[Data provided start]
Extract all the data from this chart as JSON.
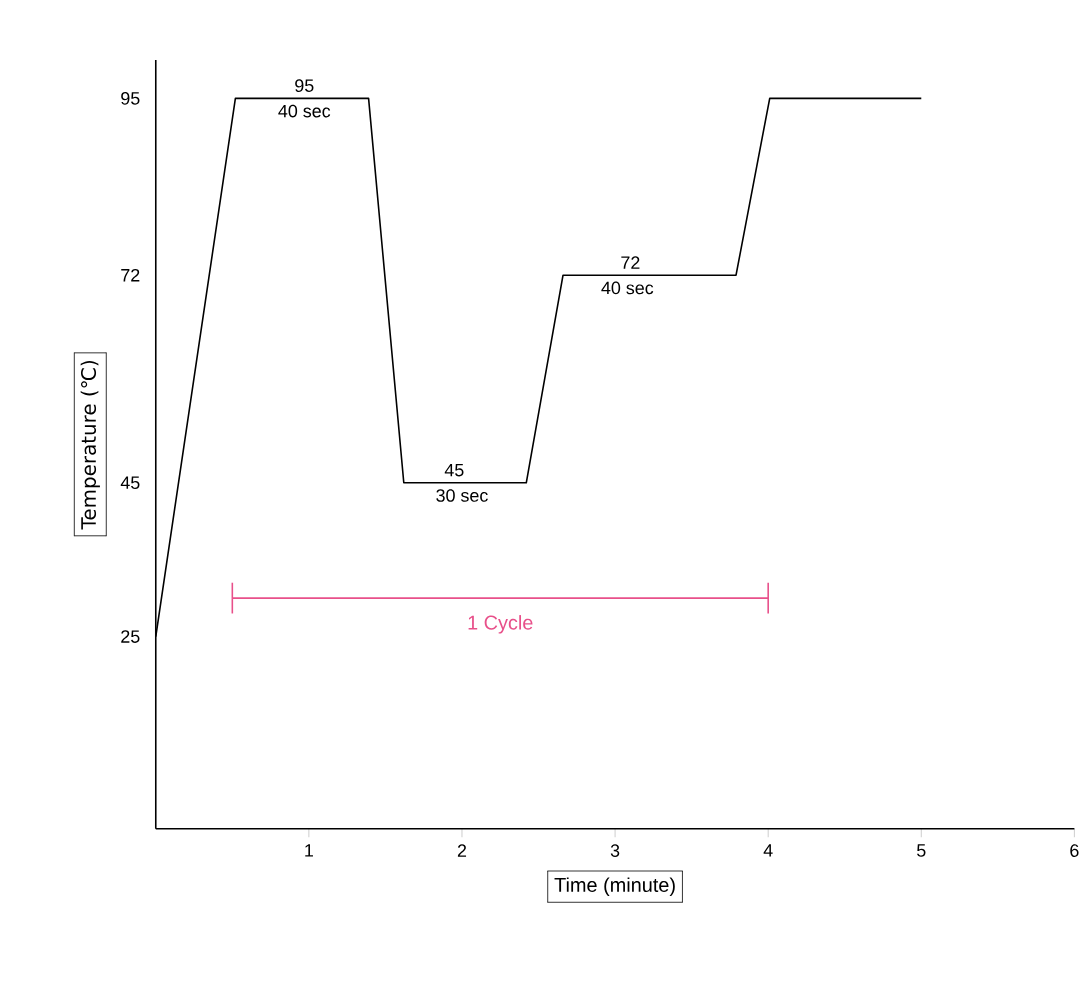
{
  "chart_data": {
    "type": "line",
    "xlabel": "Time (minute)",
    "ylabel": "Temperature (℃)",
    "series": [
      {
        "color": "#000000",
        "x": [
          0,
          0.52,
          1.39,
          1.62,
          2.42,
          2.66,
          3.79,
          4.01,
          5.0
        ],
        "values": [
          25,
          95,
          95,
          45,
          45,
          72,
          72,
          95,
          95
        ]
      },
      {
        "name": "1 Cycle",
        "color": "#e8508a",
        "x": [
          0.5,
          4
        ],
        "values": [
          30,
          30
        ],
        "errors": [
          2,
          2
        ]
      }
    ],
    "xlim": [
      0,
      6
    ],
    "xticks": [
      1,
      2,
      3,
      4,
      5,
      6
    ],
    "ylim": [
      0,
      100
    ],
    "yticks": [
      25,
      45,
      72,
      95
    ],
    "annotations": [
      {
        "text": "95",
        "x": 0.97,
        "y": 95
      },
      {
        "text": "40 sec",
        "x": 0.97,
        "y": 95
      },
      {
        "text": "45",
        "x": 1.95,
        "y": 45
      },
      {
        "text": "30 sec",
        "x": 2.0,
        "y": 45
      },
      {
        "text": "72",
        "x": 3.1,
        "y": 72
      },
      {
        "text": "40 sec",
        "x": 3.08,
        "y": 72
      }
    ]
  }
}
[Data provided end]
Your goal:
Repeat all the records above exactly, leaving out any pictures.

Complete output:
Extract all the data from this chart as JSON.
{
  "chart_data": {
    "type": "line",
    "xlabel": "Time (minute)",
    "ylabel": "Temperature (℃)",
    "series": [
      {
        "color": "#000000",
        "x": [
          0,
          0.52,
          1.39,
          1.62,
          2.42,
          2.66,
          3.79,
          4.01,
          5.0
        ],
        "values": [
          25,
          95,
          95,
          45,
          45,
          72,
          72,
          95,
          95
        ]
      },
      {
        "name": "1 Cycle",
        "color": "#e8508a",
        "x": [
          0.5,
          4
        ],
        "values": [
          30,
          30
        ],
        "errors": [
          2,
          2
        ]
      }
    ],
    "xlim": [
      0,
      6
    ],
    "xticks": [
      1,
      2,
      3,
      4,
      5,
      6
    ],
    "ylim": [
      0,
      100
    ],
    "yticks": [
      25,
      45,
      72,
      95
    ],
    "annotations": [
      {
        "text": "95",
        "x": 0.97,
        "y": 95
      },
      {
        "text": "40 sec",
        "x": 0.97,
        "y": 95
      },
      {
        "text": "45",
        "x": 1.95,
        "y": 45
      },
      {
        "text": "30 sec",
        "x": 2.0,
        "y": 45
      },
      {
        "text": "72",
        "x": 3.1,
        "y": 72
      },
      {
        "text": "40 sec",
        "x": 3.08,
        "y": 72
      }
    ]
  }
}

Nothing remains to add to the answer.